## [RECORDS PROVIDED]
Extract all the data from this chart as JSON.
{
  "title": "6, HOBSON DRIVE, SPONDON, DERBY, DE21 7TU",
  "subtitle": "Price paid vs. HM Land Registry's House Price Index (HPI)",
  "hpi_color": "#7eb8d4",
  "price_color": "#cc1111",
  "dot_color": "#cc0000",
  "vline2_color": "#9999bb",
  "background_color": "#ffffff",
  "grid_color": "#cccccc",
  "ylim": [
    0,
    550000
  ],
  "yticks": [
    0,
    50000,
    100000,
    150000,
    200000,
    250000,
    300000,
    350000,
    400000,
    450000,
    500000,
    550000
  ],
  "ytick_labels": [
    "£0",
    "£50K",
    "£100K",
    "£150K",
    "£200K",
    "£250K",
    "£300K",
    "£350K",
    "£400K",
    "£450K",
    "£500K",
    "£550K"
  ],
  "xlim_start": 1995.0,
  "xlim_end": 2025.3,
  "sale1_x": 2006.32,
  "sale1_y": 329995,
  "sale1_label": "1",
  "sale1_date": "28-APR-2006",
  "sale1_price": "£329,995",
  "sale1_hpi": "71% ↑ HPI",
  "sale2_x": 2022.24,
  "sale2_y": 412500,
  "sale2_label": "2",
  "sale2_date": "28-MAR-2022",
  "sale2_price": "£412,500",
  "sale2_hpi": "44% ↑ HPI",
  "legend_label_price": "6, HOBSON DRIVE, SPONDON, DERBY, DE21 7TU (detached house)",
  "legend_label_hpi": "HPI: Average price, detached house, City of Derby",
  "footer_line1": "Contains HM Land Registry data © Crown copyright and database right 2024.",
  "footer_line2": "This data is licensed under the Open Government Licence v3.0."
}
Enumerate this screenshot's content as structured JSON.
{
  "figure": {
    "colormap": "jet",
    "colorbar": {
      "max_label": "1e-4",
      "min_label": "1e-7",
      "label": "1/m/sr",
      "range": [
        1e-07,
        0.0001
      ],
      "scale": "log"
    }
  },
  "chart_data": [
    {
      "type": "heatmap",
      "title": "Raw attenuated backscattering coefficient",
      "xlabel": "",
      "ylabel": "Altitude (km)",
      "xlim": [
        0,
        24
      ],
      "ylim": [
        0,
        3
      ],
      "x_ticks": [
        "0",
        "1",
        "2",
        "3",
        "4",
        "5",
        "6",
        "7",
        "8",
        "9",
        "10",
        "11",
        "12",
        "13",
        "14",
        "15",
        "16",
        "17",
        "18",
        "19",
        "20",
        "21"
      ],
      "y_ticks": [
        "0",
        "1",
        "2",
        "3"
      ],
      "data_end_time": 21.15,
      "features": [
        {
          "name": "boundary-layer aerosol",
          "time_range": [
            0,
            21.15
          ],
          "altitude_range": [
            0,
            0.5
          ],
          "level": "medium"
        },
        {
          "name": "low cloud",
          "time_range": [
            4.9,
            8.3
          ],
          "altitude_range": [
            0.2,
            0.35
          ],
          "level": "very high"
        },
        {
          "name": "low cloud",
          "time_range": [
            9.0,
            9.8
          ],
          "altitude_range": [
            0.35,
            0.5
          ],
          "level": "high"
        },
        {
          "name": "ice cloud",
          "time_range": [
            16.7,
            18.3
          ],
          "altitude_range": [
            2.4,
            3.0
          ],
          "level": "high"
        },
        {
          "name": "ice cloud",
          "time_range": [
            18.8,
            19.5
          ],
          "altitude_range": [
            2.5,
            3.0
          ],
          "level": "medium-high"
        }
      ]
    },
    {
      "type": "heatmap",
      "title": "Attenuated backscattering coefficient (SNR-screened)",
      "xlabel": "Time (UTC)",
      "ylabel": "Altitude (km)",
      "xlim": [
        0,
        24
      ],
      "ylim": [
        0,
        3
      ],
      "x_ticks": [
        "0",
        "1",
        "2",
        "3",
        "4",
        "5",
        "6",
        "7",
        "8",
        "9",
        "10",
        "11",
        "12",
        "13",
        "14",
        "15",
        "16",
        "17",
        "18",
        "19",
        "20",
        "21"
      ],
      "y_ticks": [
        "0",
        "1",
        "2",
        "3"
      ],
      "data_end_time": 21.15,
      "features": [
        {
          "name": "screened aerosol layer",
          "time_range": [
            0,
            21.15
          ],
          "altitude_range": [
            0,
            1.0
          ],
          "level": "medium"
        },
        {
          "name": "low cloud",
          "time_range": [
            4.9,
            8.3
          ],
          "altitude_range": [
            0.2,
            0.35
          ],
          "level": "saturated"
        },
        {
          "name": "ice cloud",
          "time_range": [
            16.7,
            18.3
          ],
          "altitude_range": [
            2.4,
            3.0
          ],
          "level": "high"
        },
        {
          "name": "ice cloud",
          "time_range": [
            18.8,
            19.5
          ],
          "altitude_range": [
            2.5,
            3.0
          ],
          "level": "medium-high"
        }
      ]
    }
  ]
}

## [GIVEN INSTRUCTION]
Each line of the material should be echoed exactly.

## [THE SOLUTION]
Extract all the data from this chart as JSON.
{
  "title": "6, HOBSON DRIVE, SPONDON, DERBY, DE21 7TU",
  "subtitle": "Price paid vs. HM Land Registry's House Price Index (HPI)",
  "hpi_color": "#7eb8d4",
  "price_color": "#cc1111",
  "dot_color": "#cc0000",
  "vline2_color": "#9999bb",
  "background_color": "#ffffff",
  "grid_color": "#cccccc",
  "ylim": [
    0,
    550000
  ],
  "yticks": [
    0,
    50000,
    100000,
    150000,
    200000,
    250000,
    300000,
    350000,
    400000,
    450000,
    500000,
    550000
  ],
  "ytick_labels": [
    "£0",
    "£50K",
    "£100K",
    "£150K",
    "£200K",
    "£250K",
    "£300K",
    "£350K",
    "£400K",
    "£450K",
    "£500K",
    "£550K"
  ],
  "xlim_start": 1995.0,
  "xlim_end": 2025.3,
  "sale1_x": 2006.32,
  "sale1_y": 329995,
  "sale1_label": "1",
  "sale1_date": "28-APR-2006",
  "sale1_price": "£329,995",
  "sale1_hpi": "71% ↑ HPI",
  "sale2_x": 2022.24,
  "sale2_y": 412500,
  "sale2_label": "2",
  "sale2_date": "28-MAR-2022",
  "sale2_price": "£412,500",
  "sale2_hpi": "44% ↑ HPI",
  "legend_label_price": "6, HOBSON DRIVE, SPONDON, DERBY, DE21 7TU (detached house)",
  "legend_label_hpi": "HPI: Average price, detached house, City of Derby",
  "footer_line1": "Contains HM Land Registry data © Crown copyright and database right 2024.",
  "footer_line2": "This data is licensed under the Open Government Licence v3.0."
}
Enumerate this screenshot's content as structured JSON.
{
  "figure": {
    "colormap": "jet",
    "colorbar": {
      "max_label": "1e-4",
      "min_label": "1e-7",
      "label": "1/m/sr",
      "range": [
        1e-07,
        0.0001
      ],
      "scale": "log"
    }
  },
  "chart_data": [
    {
      "type": "heatmap",
      "title": "Raw attenuated backscattering coefficient",
      "xlabel": "",
      "ylabel": "Altitude (km)",
      "xlim": [
        0,
        24
      ],
      "ylim": [
        0,
        3
      ],
      "x_ticks": [
        "0",
        "1",
        "2",
        "3",
        "4",
        "5",
        "6",
        "7",
        "8",
        "9",
        "10",
        "11",
        "12",
        "13",
        "14",
        "15",
        "16",
        "17",
        "18",
        "19",
        "20",
        "21"
      ],
      "y_ticks": [
        "0",
        "1",
        "2",
        "3"
      ],
      "data_end_time": 21.15,
      "features": [
        {
          "name": "boundary-layer aerosol",
          "time_range": [
            0,
            21.15
          ],
          "altitude_range": [
            0,
            0.5
          ],
          "level": "medium"
        },
        {
          "name": "low cloud",
          "time_range": [
            4.9,
            8.3
          ],
          "altitude_range": [
            0.2,
            0.35
          ],
          "level": "very high"
        },
        {
          "name": "low cloud",
          "time_range": [
            9.0,
            9.8
          ],
          "altitude_range": [
            0.35,
            0.5
          ],
          "level": "high"
        },
        {
          "name": "ice cloud",
          "time_range": [
            16.7,
            18.3
          ],
          "altitude_range": [
            2.4,
            3.0
          ],
          "level": "high"
        },
        {
          "name": "ice cloud",
          "time_range": [
            18.8,
            19.5
          ],
          "altitude_range": [
            2.5,
            3.0
          ],
          "level": "medium-high"
        }
      ]
    },
    {
      "type": "heatmap",
      "title": "Attenuated backscattering coefficient (SNR-screened)",
      "xlabel": "Time (UTC)",
      "ylabel": "Altitude (km)",
      "xlim": [
        0,
        24
      ],
      "ylim": [
        0,
        3
      ],
      "x_ticks": [
        "0",
        "1",
        "2",
        "3",
        "4",
        "5",
        "6",
        "7",
        "8",
        "9",
        "10",
        "11",
        "12",
        "13",
        "14",
        "15",
        "16",
        "17",
        "18",
        "19",
        "20",
        "21"
      ],
      "y_ticks": [
        "0",
        "1",
        "2",
        "3"
      ],
      "data_end_time": 21.15,
      "features": [
        {
          "name": "screened aerosol layer",
          "time_range": [
            0,
            21.15
          ],
          "altitude_range": [
            0,
            1.0
          ],
          "level": "medium"
        },
        {
          "name": "low cloud",
          "time_range": [
            4.9,
            8.3
          ],
          "altitude_range": [
            0.2,
            0.35
          ],
          "level": "saturated"
        },
        {
          "name": "ice cloud",
          "time_range": [
            16.7,
            18.3
          ],
          "altitude_range": [
            2.4,
            3.0
          ],
          "level": "high"
        },
        {
          "name": "ice cloud",
          "time_range": [
            18.8,
            19.5
          ],
          "altitude_range": [
            2.5,
            3.0
          ],
          "level": "medium-high"
        }
      ]
    }
  ]
}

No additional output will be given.